[Begin DATA SHOWN]

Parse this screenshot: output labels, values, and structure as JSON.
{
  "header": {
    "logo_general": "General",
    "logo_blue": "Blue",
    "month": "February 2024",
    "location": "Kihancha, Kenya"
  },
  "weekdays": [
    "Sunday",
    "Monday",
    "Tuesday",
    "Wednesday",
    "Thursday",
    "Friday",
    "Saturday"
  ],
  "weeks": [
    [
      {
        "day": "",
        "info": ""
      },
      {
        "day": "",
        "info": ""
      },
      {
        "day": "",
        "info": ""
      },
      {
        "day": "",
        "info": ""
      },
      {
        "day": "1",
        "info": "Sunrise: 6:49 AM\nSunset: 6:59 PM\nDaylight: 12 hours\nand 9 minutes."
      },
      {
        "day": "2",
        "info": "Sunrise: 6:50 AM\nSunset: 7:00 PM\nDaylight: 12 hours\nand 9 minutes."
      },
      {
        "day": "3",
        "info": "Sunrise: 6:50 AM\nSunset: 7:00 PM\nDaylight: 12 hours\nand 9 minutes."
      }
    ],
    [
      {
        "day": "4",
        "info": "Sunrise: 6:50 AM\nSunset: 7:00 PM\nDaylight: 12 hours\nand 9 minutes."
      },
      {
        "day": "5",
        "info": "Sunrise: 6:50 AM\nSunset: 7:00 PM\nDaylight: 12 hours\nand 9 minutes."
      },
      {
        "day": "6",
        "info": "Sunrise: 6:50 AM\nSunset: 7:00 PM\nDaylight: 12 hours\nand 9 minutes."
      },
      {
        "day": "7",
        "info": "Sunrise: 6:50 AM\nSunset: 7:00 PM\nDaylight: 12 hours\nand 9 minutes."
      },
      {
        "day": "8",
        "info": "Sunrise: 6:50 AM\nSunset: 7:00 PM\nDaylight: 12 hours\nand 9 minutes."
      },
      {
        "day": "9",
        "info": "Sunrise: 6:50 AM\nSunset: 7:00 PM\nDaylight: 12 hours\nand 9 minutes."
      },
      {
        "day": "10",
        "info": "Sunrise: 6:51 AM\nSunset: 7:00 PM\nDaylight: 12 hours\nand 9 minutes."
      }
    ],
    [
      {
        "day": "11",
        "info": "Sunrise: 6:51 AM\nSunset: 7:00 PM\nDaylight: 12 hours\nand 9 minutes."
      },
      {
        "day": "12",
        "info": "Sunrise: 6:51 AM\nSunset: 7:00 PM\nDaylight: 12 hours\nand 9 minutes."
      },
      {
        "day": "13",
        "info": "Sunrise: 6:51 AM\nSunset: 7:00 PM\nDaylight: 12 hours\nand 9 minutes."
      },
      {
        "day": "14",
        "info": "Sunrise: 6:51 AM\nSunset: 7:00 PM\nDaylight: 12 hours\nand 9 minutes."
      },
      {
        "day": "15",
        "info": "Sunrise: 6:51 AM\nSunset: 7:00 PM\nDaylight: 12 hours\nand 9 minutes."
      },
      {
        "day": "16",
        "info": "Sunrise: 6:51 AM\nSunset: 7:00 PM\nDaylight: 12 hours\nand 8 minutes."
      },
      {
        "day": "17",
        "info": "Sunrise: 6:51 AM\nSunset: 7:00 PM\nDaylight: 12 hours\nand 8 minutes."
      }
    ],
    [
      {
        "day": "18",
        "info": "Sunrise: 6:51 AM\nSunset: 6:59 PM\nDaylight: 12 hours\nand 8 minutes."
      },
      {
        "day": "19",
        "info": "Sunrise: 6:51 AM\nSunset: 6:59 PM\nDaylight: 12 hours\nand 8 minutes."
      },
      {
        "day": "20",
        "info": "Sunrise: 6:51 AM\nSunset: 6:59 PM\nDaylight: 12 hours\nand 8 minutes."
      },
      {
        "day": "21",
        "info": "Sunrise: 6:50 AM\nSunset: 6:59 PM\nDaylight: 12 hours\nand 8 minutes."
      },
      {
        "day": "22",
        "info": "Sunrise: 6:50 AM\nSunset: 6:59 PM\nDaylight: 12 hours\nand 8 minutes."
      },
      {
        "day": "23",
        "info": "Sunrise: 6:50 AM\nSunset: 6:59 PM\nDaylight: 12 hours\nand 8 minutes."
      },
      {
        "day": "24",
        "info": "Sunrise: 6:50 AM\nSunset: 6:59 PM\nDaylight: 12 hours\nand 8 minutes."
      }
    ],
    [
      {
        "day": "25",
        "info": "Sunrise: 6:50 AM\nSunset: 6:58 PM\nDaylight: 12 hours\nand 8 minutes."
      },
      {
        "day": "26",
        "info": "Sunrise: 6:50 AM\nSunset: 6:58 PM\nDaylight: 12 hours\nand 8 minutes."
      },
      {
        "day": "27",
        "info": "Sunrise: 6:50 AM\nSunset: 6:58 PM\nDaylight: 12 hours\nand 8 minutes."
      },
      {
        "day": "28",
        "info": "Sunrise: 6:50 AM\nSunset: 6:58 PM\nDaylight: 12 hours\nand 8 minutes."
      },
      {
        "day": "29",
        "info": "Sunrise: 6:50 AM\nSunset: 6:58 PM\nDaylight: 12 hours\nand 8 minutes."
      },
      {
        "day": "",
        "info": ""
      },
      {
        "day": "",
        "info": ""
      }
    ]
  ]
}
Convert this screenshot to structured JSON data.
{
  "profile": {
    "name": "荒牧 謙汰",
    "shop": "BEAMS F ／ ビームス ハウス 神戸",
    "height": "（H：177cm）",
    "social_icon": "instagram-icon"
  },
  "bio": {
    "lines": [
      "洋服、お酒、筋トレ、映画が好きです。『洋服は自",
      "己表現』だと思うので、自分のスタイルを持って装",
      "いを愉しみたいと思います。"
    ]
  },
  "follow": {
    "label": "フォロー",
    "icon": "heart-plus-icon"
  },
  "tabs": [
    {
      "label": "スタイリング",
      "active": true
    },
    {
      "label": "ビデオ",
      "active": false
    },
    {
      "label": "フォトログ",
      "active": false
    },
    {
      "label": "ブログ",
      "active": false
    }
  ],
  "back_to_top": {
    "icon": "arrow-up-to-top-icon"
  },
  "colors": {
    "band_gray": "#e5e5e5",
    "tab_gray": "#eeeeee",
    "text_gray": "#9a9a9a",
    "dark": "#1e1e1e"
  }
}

[End DATA SHOWN]

> _TO BE DONE_
Produce an exact copy of every entry above.

> _CORRECT OUTPUT_
Parse this screenshot: output labels, values, and structure as JSON.
{
  "header": {
    "logo_general": "General",
    "logo_blue": "Blue",
    "month": "February 2024",
    "location": "Kihancha, Kenya"
  },
  "weekdays": [
    "Sunday",
    "Monday",
    "Tuesday",
    "Wednesday",
    "Thursday",
    "Friday",
    "Saturday"
  ],
  "weeks": [
    [
      {
        "day": "",
        "info": ""
      },
      {
        "day": "",
        "info": ""
      },
      {
        "day": "",
        "info": ""
      },
      {
        "day": "",
        "info": ""
      },
      {
        "day": "1",
        "info": "Sunrise: 6:49 AM\nSunset: 6:59 PM\nDaylight: 12 hours\nand 9 minutes."
      },
      {
        "day": "2",
        "info": "Sunrise: 6:50 AM\nSunset: 7:00 PM\nDaylight: 12 hours\nand 9 minutes."
      },
      {
        "day": "3",
        "info": "Sunrise: 6:50 AM\nSunset: 7:00 PM\nDaylight: 12 hours\nand 9 minutes."
      }
    ],
    [
      {
        "day": "4",
        "info": "Sunrise: 6:50 AM\nSunset: 7:00 PM\nDaylight: 12 hours\nand 9 minutes."
      },
      {
        "day": "5",
        "info": "Sunrise: 6:50 AM\nSunset: 7:00 PM\nDaylight: 12 hours\nand 9 minutes."
      },
      {
        "day": "6",
        "info": "Sunrise: 6:50 AM\nSunset: 7:00 PM\nDaylight: 12 hours\nand 9 minutes."
      },
      {
        "day": "7",
        "info": "Sunrise: 6:50 AM\nSunset: 7:00 PM\nDaylight: 12 hours\nand 9 minutes."
      },
      {
        "day": "8",
        "info": "Sunrise: 6:50 AM\nSunset: 7:00 PM\nDaylight: 12 hours\nand 9 minutes."
      },
      {
        "day": "9",
        "info": "Sunrise: 6:50 AM\nSunset: 7:00 PM\nDaylight: 12 hours\nand 9 minutes."
      },
      {
        "day": "10",
        "info": "Sunrise: 6:51 AM\nSunset: 7:00 PM\nDaylight: 12 hours\nand 9 minutes."
      }
    ],
    [
      {
        "day": "11",
        "info": "Sunrise: 6:51 AM\nSunset: 7:00 PM\nDaylight: 12 hours\nand 9 minutes."
      },
      {
        "day": "12",
        "info": "Sunrise: 6:51 AM\nSunset: 7:00 PM\nDaylight: 12 hours\nand 9 minutes."
      },
      {
        "day": "13",
        "info": "Sunrise: 6:51 AM\nSunset: 7:00 PM\nDaylight: 12 hours\nand 9 minutes."
      },
      {
        "day": "14",
        "info": "Sunrise: 6:51 AM\nSunset: 7:00 PM\nDaylight: 12 hours\nand 9 minutes."
      },
      {
        "day": "15",
        "info": "Sunrise: 6:51 AM\nSunset: 7:00 PM\nDaylight: 12 hours\nand 9 minutes."
      },
      {
        "day": "16",
        "info": "Sunrise: 6:51 AM\nSunset: 7:00 PM\nDaylight: 12 hours\nand 8 minutes."
      },
      {
        "day": "17",
        "info": "Sunrise: 6:51 AM\nSunset: 7:00 PM\nDaylight: 12 hours\nand 8 minutes."
      }
    ],
    [
      {
        "day": "18",
        "info": "Sunrise: 6:51 AM\nSunset: 6:59 PM\nDaylight: 12 hours\nand 8 minutes."
      },
      {
        "day": "19",
        "info": "Sunrise: 6:51 AM\nSunset: 6:59 PM\nDaylight: 12 hours\nand 8 minutes."
      },
      {
        "day": "20",
        "info": "Sunrise: 6:51 AM\nSunset: 6:59 PM\nDaylight: 12 hours\nand 8 minutes."
      },
      {
        "day": "21",
        "info": "Sunrise: 6:50 AM\nSunset: 6:59 PM\nDaylight: 12 hours\nand 8 minutes."
      },
      {
        "day": "22",
        "info": "Sunrise: 6:50 AM\nSunset: 6:59 PM\nDaylight: 12 hours\nand 8 minutes."
      },
      {
        "day": "23",
        "info": "Sunrise: 6:50 AM\nSunset: 6:59 PM\nDaylight: 12 hours\nand 8 minutes."
      },
      {
        "day": "24",
        "info": "Sunrise: 6:50 AM\nSunset: 6:59 PM\nDaylight: 12 hours\nand 8 minutes."
      }
    ],
    [
      {
        "day": "25",
        "info": "Sunrise: 6:50 AM\nSunset: 6:58 PM\nDaylight: 12 hours\nand 8 minutes."
      },
      {
        "day": "26",
        "info": "Sunrise: 6:50 AM\nSunset: 6:58 PM\nDaylight: 12 hours\nand 8 minutes."
      },
      {
        "day": "27",
        "info": "Sunrise: 6:50 AM\nSunset: 6:58 PM\nDaylight: 12 hours\nand 8 minutes."
      },
      {
        "day": "28",
        "info": "Sunrise: 6:50 AM\nSunset: 6:58 PM\nDaylight: 12 hours\nand 8 minutes."
      },
      {
        "day": "29",
        "info": "Sunrise: 6:50 AM\nSunset: 6:58 PM\nDaylight: 12 hours\nand 8 minutes."
      },
      {
        "day": "",
        "info": ""
      },
      {
        "day": "",
        "info": ""
      }
    ]
  ]
}
Convert this screenshot to structured JSON data.
{
  "profile": {
    "name": "荒牧 謙汰",
    "shop": "BEAMS F ／ ビームス ハウス 神戸",
    "height": "（H：177cm）",
    "social_icon": "instagram-icon"
  },
  "bio": {
    "lines": [
      "洋服、お酒、筋トレ、映画が好きです。『洋服は自",
      "己表現』だと思うので、自分のスタイルを持って装",
      "いを愉しみたいと思います。"
    ]
  },
  "follow": {
    "label": "フォロー",
    "icon": "heart-plus-icon"
  },
  "tabs": [
    {
      "label": "スタイリング",
      "active": true
    },
    {
      "label": "ビデオ",
      "active": false
    },
    {
      "label": "フォトログ",
      "active": false
    },
    {
      "label": "ブログ",
      "active": false
    }
  ],
  "back_to_top": {
    "icon": "arrow-up-to-top-icon"
  },
  "colors": {
    "band_gray": "#e5e5e5",
    "tab_gray": "#eeeeee",
    "text_gray": "#9a9a9a",
    "dark": "#1e1e1e"
  }
}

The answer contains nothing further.